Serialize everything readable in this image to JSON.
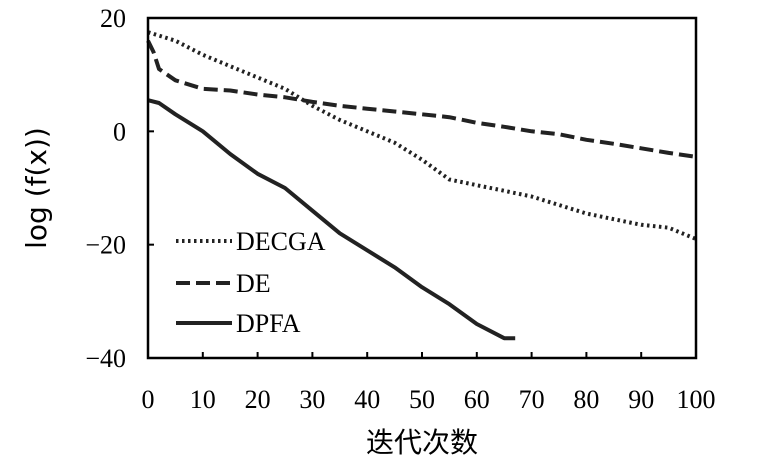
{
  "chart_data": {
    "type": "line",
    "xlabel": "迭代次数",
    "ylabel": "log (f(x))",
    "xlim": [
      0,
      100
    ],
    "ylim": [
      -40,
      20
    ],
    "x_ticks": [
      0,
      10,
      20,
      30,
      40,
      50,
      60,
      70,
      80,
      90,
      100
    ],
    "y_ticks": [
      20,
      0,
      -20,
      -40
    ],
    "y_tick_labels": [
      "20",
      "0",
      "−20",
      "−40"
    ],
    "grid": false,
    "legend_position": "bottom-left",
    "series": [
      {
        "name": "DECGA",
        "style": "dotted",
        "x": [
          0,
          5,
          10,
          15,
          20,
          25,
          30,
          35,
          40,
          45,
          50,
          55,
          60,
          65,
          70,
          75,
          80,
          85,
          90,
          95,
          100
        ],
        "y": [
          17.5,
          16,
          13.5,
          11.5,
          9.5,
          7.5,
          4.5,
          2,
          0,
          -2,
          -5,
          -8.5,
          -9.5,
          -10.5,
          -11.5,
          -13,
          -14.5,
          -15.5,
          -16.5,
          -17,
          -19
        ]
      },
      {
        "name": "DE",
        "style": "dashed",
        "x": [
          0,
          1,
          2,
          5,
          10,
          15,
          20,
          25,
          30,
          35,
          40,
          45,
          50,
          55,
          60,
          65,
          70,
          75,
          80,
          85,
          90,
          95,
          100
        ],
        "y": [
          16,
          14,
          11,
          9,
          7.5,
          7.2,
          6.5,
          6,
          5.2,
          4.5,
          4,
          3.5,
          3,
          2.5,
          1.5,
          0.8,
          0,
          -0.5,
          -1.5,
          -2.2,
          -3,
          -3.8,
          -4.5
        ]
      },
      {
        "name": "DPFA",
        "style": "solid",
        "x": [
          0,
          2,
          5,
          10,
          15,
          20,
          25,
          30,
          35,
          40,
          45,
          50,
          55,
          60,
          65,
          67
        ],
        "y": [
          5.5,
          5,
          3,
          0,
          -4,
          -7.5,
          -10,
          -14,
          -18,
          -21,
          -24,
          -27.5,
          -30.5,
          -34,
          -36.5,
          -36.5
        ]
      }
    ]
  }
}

#####

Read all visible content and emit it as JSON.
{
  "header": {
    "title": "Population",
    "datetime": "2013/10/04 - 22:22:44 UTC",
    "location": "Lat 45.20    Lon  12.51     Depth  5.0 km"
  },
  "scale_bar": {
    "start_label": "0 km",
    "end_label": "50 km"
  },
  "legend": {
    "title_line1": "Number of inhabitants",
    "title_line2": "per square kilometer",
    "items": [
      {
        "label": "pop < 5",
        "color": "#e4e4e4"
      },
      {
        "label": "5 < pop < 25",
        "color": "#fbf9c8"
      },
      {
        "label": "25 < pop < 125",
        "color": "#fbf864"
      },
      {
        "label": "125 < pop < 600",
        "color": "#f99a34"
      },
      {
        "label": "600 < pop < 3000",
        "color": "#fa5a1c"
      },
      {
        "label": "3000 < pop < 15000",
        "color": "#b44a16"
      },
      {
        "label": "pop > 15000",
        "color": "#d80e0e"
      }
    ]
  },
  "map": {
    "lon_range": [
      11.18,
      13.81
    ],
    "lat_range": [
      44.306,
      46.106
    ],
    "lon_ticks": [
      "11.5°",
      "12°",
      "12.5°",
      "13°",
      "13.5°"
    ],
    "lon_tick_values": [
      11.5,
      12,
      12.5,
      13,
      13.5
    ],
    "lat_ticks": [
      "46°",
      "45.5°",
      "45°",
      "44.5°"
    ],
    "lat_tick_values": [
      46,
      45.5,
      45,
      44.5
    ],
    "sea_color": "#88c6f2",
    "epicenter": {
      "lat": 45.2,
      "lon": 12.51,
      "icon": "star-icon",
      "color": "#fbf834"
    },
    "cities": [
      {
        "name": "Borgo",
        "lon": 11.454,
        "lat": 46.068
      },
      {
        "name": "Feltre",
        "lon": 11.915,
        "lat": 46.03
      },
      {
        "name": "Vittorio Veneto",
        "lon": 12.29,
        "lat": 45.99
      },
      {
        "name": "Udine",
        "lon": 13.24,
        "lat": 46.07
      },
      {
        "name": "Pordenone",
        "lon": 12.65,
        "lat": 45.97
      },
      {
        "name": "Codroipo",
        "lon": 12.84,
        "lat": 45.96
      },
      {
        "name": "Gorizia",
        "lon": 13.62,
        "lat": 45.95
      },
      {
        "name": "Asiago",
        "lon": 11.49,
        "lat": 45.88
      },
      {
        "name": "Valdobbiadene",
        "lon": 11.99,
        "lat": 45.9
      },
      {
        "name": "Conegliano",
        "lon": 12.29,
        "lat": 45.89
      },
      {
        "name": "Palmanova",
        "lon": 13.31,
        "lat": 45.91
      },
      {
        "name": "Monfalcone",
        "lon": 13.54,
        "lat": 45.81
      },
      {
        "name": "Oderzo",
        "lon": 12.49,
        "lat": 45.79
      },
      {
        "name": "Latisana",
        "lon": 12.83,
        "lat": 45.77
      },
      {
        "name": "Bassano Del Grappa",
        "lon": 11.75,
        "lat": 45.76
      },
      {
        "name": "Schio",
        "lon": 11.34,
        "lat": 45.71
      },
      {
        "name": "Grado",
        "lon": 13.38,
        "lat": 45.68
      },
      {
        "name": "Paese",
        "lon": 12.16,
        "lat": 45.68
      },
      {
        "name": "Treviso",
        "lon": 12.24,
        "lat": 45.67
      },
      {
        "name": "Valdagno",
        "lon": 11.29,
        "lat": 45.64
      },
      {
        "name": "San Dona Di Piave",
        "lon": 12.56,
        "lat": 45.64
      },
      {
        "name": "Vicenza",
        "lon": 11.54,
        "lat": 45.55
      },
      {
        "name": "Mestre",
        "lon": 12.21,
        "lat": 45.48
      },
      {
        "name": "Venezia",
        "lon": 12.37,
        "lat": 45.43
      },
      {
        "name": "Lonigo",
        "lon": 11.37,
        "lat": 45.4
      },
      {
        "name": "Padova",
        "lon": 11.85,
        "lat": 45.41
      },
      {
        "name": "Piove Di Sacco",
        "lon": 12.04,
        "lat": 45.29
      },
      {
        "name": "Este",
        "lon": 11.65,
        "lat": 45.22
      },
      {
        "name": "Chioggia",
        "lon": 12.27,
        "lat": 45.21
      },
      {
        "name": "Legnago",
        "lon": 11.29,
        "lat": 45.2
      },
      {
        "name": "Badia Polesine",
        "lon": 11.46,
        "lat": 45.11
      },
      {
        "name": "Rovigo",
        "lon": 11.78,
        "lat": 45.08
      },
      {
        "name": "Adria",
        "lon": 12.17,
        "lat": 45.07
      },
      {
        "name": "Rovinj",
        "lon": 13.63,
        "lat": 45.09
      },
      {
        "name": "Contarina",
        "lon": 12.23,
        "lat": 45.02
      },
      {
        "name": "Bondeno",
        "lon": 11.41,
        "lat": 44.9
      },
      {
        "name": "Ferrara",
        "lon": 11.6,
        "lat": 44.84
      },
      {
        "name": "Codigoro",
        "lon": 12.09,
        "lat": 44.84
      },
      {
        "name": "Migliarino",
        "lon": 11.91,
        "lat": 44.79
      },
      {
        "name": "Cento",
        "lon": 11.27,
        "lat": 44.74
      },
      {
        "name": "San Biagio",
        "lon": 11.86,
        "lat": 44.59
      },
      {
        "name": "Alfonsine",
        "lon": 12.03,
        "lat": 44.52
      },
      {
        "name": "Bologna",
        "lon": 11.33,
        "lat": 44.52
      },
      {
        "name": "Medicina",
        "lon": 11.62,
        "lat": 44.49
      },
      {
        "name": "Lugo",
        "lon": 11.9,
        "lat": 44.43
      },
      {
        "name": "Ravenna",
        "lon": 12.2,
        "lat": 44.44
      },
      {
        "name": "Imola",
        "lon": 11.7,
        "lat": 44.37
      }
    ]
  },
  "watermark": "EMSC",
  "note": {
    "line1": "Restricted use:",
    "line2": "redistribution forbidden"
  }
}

#####

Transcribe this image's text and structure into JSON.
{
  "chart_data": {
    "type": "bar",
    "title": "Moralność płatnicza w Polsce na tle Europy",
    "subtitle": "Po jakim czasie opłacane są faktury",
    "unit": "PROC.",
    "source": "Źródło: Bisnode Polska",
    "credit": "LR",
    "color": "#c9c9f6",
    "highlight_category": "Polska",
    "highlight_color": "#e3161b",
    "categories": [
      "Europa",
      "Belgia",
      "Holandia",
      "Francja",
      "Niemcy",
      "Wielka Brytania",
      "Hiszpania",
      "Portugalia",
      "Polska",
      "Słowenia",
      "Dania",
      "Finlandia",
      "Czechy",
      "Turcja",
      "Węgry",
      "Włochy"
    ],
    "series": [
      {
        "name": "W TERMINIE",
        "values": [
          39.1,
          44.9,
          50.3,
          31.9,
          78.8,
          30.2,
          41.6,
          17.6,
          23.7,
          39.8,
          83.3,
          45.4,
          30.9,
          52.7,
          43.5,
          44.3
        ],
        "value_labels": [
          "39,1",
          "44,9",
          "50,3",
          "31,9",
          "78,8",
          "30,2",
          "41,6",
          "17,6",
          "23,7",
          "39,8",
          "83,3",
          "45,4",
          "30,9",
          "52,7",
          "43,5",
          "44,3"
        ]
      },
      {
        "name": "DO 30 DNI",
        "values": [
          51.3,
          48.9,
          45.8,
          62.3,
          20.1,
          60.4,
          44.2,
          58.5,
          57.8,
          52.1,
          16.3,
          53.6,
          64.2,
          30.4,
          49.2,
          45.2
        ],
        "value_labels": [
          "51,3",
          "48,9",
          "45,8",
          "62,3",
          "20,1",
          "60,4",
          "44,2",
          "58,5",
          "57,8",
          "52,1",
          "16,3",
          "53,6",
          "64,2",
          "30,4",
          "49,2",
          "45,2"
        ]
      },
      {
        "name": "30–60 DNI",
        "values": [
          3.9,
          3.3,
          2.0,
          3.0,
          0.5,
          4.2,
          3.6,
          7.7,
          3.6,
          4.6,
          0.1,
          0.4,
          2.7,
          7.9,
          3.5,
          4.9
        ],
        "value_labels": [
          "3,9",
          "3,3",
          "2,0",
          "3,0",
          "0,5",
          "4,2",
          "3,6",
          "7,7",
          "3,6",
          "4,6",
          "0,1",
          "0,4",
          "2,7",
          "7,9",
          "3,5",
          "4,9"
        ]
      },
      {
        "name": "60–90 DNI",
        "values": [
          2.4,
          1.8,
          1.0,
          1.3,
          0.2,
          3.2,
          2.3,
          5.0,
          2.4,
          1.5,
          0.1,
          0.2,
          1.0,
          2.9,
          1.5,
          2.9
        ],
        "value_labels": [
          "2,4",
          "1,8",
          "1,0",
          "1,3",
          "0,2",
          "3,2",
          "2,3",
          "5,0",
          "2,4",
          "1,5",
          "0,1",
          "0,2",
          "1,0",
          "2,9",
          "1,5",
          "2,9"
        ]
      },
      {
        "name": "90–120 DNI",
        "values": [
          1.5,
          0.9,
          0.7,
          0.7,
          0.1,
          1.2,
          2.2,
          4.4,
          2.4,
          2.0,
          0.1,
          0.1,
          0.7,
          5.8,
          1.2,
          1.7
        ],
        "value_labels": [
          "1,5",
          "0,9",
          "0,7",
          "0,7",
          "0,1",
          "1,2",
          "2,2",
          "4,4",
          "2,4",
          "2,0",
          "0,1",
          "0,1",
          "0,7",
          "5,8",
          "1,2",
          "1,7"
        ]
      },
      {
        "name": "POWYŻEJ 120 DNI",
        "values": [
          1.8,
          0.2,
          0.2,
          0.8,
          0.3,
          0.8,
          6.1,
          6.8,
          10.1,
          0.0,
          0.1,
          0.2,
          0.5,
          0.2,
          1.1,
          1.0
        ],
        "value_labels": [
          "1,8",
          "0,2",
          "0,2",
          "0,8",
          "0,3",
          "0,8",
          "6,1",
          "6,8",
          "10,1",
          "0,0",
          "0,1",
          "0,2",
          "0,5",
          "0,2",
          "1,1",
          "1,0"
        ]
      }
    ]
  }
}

#####

Where a line in the material contains "style", copy that line.

        "style": "dotted",
        "style": "dashed",
        "style": "solid",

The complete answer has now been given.